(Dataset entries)
----------------------------------------
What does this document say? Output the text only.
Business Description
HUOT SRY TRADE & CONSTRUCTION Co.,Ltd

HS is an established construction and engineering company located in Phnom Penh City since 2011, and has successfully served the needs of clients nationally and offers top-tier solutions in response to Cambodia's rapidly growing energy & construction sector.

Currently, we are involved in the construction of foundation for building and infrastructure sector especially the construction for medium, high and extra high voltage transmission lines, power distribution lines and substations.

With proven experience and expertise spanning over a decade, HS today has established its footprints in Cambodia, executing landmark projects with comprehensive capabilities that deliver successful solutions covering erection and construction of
----------------------------------------
> _Problem to solve_: Pull out all lines in the data above that include "established".

> _Answer in full_:
HS is an established construction and engineering company located in Phnom Penh City since 2011, and has successfully served the needs of clients nationally and offers top-tier solutions in response to Cambodia's rapidly growing energy & construction sector.
With proven experience and expertise spanning over a decade, HS today has established its footprints in Cambodia, executing landmark projects with comprehensive capabilities that deliver successful solutions covering erection and construction of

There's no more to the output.